Data excerpts:

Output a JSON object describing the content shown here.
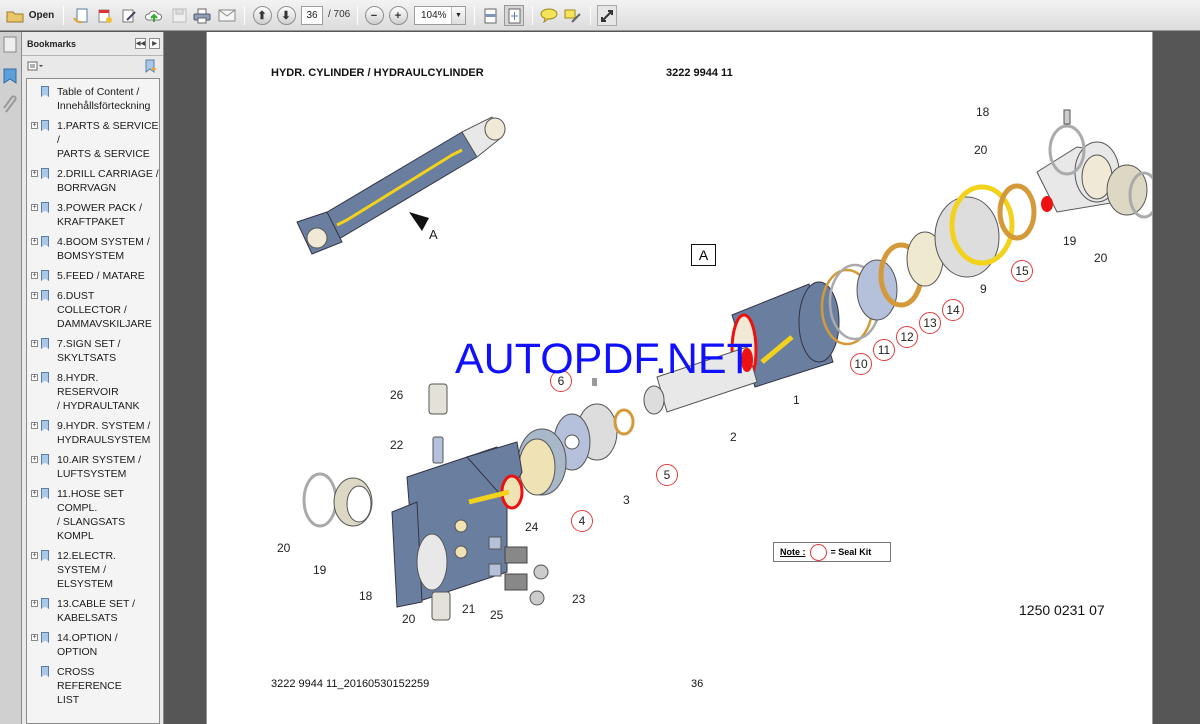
{
  "toolbar": {
    "open_label": "Open",
    "page_current": "36",
    "page_total": "/ 706",
    "zoom_value": "104%",
    "icons": [
      "folder-open-icon",
      "create-pdf-icon",
      "combine-files-icon",
      "edit-icon",
      "upload-cloud-icon",
      "save-icon",
      "print-icon",
      "email-icon",
      "previous-page-icon",
      "next-page-icon",
      "zoom-out-icon",
      "zoom-in-icon",
      "fit-width-icon",
      "fit-page-icon",
      "comment-icon",
      "highlight-icon",
      "fullscreen-icon"
    ]
  },
  "sidebar": {
    "title": "Bookmarks",
    "bookmarks": [
      {
        "label": "Table of Content /\nInnehållsförteckning",
        "expandable": false
      },
      {
        "label": "1.PARTS & SERVICE /\nPARTS & SERVICE",
        "expandable": true
      },
      {
        "label": "2.DRILL CARRIAGE /\nBORRVAGN",
        "expandable": true
      },
      {
        "label": "3.POWER PACK /\nKRAFTPAKET",
        "expandable": true
      },
      {
        "label": "4.BOOM SYSTEM /\nBOMSYSTEM",
        "expandable": true
      },
      {
        "label": "5.FEED / MATARE",
        "expandable": true
      },
      {
        "label": "6.DUST COLLECTOR /\nDAMMAVSKILJARE",
        "expandable": true
      },
      {
        "label": "7.SIGN SET /\nSKYLTSATS",
        "expandable": true
      },
      {
        "label": "8.HYDR. RESERVOIR\n/ HYDRAULTANK",
        "expandable": true
      },
      {
        "label": "9.HYDR. SYSTEM /\nHYDRAULSYSTEM",
        "expandable": true
      },
      {
        "label": "10.AIR SYSTEM /\nLUFTSYSTEM",
        "expandable": true
      },
      {
        "label": "11.HOSE SET COMPL.\n/ SLANGSATS KOMPL",
        "expandable": true
      },
      {
        "label": "12.ELECTR. SYSTEM /\nELSYSTEM",
        "expandable": true
      },
      {
        "label": "13.CABLE SET /\nKABELSATS",
        "expandable": true
      },
      {
        "label": "14.OPTION / OPTION",
        "expandable": true
      },
      {
        "label": "CROSS REFERENCE\nLIST",
        "expandable": false
      }
    ]
  },
  "document": {
    "title": "HYDR. CYLINDER / HYDRAULCYLINDER",
    "part_number": "3222 9944 11",
    "view_label": "A",
    "view_arrow_label": "A",
    "drawing_number": "1250 0231 07",
    "footer_left": "3222 9944 11_20160530152259",
    "footer_page": "36",
    "note_label": "Note :",
    "note_text": "= Seal Kit",
    "watermark": "AUTOPDF.NET",
    "callouts": [
      "1",
      "2",
      "3",
      "9",
      "18",
      "19",
      "20",
      "20",
      "19",
      "20",
      "21",
      "22",
      "23",
      "24",
      "25",
      "26",
      "18",
      "20"
    ],
    "seal_callouts": [
      "4",
      "5",
      "6",
      "10",
      "11",
      "12",
      "13",
      "14",
      "15"
    ]
  },
  "colors": {
    "cylinder_blue": "#6a7fa0",
    "hose_yellow": "#f2d21b",
    "seal_red": "#e23b3b",
    "watermark_blue": "#1010ff"
  }
}
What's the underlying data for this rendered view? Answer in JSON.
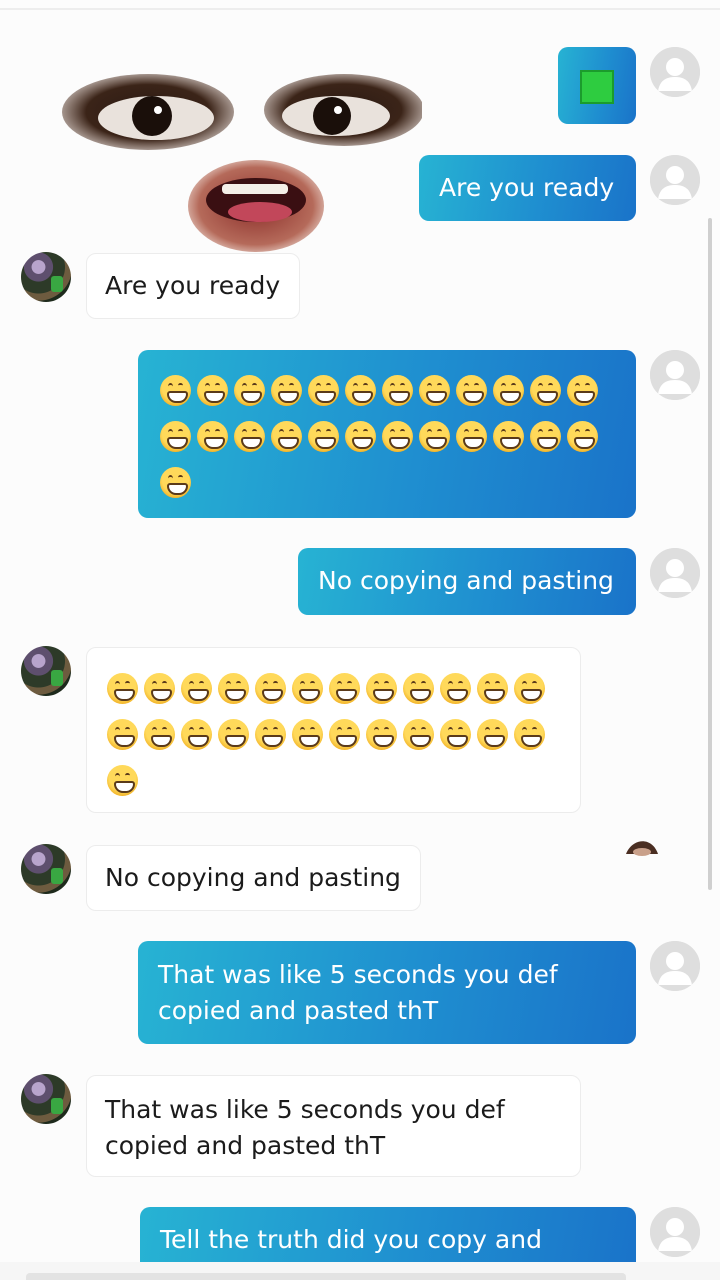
{
  "messages": {
    "m1": {
      "text": "Are you ready"
    },
    "m2": {
      "text": "Are you ready"
    },
    "m3": {
      "emoji_count": 25
    },
    "m4": {
      "text": "No copying and pasting"
    },
    "m5": {
      "emoji_count": 25
    },
    "m6": {
      "text": "No copying and pasting"
    },
    "m7": {
      "text": "That was like 5 seconds you def\ncopied and pasted thT"
    },
    "m8": {
      "text": "That was like 5 seconds you def\ncopied and pasted thT"
    },
    "m9": {
      "text": "Tell the truth did you copy and paste"
    }
  },
  "icons": {
    "user_avatar": "default-user-avatar-icon",
    "friend_avatar": "friend-profile-photo",
    "emoji": "grinning-face-with-smiling-eyes-emoji",
    "green_square": "green-square-emoji",
    "sticker_face": "eyes-and-mouth-sticker",
    "small_sticker": "small-brown-sticker"
  },
  "colors": {
    "outgoing_bubble_start": "#27b3d3",
    "outgoing_bubble_end": "#1a73c9",
    "incoming_bubble": "#ffffff",
    "background": "#fcfcfc"
  }
}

Given instruction. Repeat the listing above exactly, with no pictures.

Solution for this exercise.
Output a JSON object describing the content shown here.
{
  "toolbar": {
    "open_label": "Open",
    "page_current": "36",
    "page_total": "/ 706",
    "zoom_value": "104%",
    "icons": [
      "folder-open-icon",
      "create-pdf-icon",
      "combine-files-icon",
      "edit-icon",
      "upload-cloud-icon",
      "save-icon",
      "print-icon",
      "email-icon",
      "previous-page-icon",
      "next-page-icon",
      "zoom-out-icon",
      "zoom-in-icon",
      "fit-width-icon",
      "fit-page-icon",
      "comment-icon",
      "highlight-icon",
      "fullscreen-icon"
    ]
  },
  "sidebar": {
    "title": "Bookmarks",
    "bookmarks": [
      {
        "label": "Table of Content /\nInnehållsförteckning",
        "expandable": false
      },
      {
        "label": "1.PARTS & SERVICE /\nPARTS & SERVICE",
        "expandable": true
      },
      {
        "label": "2.DRILL CARRIAGE /\nBORRVAGN",
        "expandable": true
      },
      {
        "label": "3.POWER PACK /\nKRAFTPAKET",
        "expandable": true
      },
      {
        "label": "4.BOOM SYSTEM /\nBOMSYSTEM",
        "expandable": true
      },
      {
        "label": "5.FEED / MATARE",
        "expandable": true
      },
      {
        "label": "6.DUST COLLECTOR /\nDAMMAVSKILJARE",
        "expandable": true
      },
      {
        "label": "7.SIGN SET /\nSKYLTSATS",
        "expandable": true
      },
      {
        "label": "8.HYDR. RESERVOIR\n/ HYDRAULTANK",
        "expandable": true
      },
      {
        "label": "9.HYDR. SYSTEM /\nHYDRAULSYSTEM",
        "expandable": true
      },
      {
        "label": "10.AIR SYSTEM /\nLUFTSYSTEM",
        "expandable": true
      },
      {
        "label": "11.HOSE SET COMPL.\n/ SLANGSATS KOMPL",
        "expandable": true
      },
      {
        "label": "12.ELECTR. SYSTEM /\nELSYSTEM",
        "expandable": true
      },
      {
        "label": "13.CABLE SET /\nKABELSATS",
        "expandable": true
      },
      {
        "label": "14.OPTION / OPTION",
        "expandable": true
      },
      {
        "label": "CROSS REFERENCE\nLIST",
        "expandable": false
      }
    ]
  },
  "document": {
    "title": "HYDR. CYLINDER / HYDRAULCYLINDER",
    "part_number": "3222 9944 11",
    "view_label": "A",
    "view_arrow_label": "A",
    "drawing_number": "1250 0231 07",
    "footer_left": "3222 9944 11_20160530152259",
    "footer_page": "36",
    "note_label": "Note :",
    "note_text": "= Seal Kit",
    "watermark": "AUTOPDF.NET",
    "callouts": [
      "1",
      "2",
      "3",
      "9",
      "18",
      "19",
      "20",
      "20",
      "19",
      "20",
      "21",
      "22",
      "23",
      "24",
      "25",
      "26",
      "18",
      "20"
    ],
    "seal_callouts": [
      "4",
      "5",
      "6",
      "10",
      "11",
      "12",
      "13",
      "14",
      "15"
    ]
  },
  "colors": {
    "cylinder_blue": "#6a7fa0",
    "hose_yellow": "#f2d21b",
    "seal_red": "#e23b3b",
    "watermark_blue": "#1010ff"
  }
}
What's the underlying data for this rendered view? Answer in JSON.
{
  "messages": {
    "m1": {
      "text": "Are you ready"
    },
    "m2": {
      "text": "Are you ready"
    },
    "m3": {
      "emoji_count": 25
    },
    "m4": {
      "text": "No copying and pasting"
    },
    "m5": {
      "emoji_count": 25
    },
    "m6": {
      "text": "No copying and pasting"
    },
    "m7": {
      "text": "That was like 5 seconds you def\ncopied and pasted thT"
    },
    "m8": {
      "text": "That was like 5 seconds you def\ncopied and pasted thT"
    },
    "m9": {
      "text": "Tell the truth did you copy and paste"
    }
  },
  "icons": {
    "user_avatar": "default-user-avatar-icon",
    "friend_avatar": "friend-profile-photo",
    "emoji": "grinning-face-with-smiling-eyes-emoji",
    "green_square": "green-square-emoji",
    "sticker_face": "eyes-and-mouth-sticker",
    "small_sticker": "small-brown-sticker"
  },
  "colors": {
    "outgoing_bubble_start": "#27b3d3",
    "outgoing_bubble_end": "#1a73c9",
    "incoming_bubble": "#ffffff",
    "background": "#fcfcfc"
  }
}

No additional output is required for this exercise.